(Source data)
········

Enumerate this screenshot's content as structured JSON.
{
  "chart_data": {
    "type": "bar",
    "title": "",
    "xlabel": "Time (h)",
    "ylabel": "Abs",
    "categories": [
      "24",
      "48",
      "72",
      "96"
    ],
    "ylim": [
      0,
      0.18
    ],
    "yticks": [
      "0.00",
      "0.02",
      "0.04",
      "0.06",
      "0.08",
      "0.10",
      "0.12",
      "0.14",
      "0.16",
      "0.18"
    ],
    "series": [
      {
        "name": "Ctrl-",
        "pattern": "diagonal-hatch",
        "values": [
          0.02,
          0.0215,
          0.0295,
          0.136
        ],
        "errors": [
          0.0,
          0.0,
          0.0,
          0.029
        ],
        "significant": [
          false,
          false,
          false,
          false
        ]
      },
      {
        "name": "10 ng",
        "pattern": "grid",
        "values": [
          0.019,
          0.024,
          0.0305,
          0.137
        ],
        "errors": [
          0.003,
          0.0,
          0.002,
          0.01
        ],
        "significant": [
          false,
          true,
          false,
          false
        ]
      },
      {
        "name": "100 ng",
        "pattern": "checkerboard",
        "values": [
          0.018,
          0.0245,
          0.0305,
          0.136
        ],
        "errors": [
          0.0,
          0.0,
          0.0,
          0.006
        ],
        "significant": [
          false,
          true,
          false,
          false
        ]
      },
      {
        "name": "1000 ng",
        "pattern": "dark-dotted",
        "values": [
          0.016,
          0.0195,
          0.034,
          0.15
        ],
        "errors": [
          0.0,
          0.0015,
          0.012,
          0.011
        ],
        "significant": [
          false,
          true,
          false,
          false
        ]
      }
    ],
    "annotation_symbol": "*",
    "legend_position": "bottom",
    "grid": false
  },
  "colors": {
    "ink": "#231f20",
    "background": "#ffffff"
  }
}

········

== What the task requires ==
Write down every line of the data exactly as it appears above.

== Response below ==
Enumerate this screenshot's content as structured JSON.
{
  "chart_data": {
    "type": "bar",
    "title": "",
    "xlabel": "Time (h)",
    "ylabel": "Abs",
    "categories": [
      "24",
      "48",
      "72",
      "96"
    ],
    "ylim": [
      0,
      0.18
    ],
    "yticks": [
      "0.00",
      "0.02",
      "0.04",
      "0.06",
      "0.08",
      "0.10",
      "0.12",
      "0.14",
      "0.16",
      "0.18"
    ],
    "series": [
      {
        "name": "Ctrl-",
        "pattern": "diagonal-hatch",
        "values": [
          0.02,
          0.0215,
          0.0295,
          0.136
        ],
        "errors": [
          0.0,
          0.0,
          0.0,
          0.029
        ],
        "significant": [
          false,
          false,
          false,
          false
        ]
      },
      {
        "name": "10 ng",
        "pattern": "grid",
        "values": [
          0.019,
          0.024,
          0.0305,
          0.137
        ],
        "errors": [
          0.003,
          0.0,
          0.002,
          0.01
        ],
        "significant": [
          false,
          true,
          false,
          false
        ]
      },
      {
        "name": "100 ng",
        "pattern": "checkerboard",
        "values": [
          0.018,
          0.0245,
          0.0305,
          0.136
        ],
        "errors": [
          0.0,
          0.0,
          0.0,
          0.006
        ],
        "significant": [
          false,
          true,
          false,
          false
        ]
      },
      {
        "name": "1000 ng",
        "pattern": "dark-dotted",
        "values": [
          0.016,
          0.0195,
          0.034,
          0.15
        ],
        "errors": [
          0.0,
          0.0015,
          0.012,
          0.011
        ],
        "significant": [
          false,
          true,
          false,
          false
        ]
      }
    ],
    "annotation_symbol": "*",
    "legend_position": "bottom",
    "grid": false
  },
  "colors": {
    "ink": "#231f20",
    "background": "#ffffff"
  }
}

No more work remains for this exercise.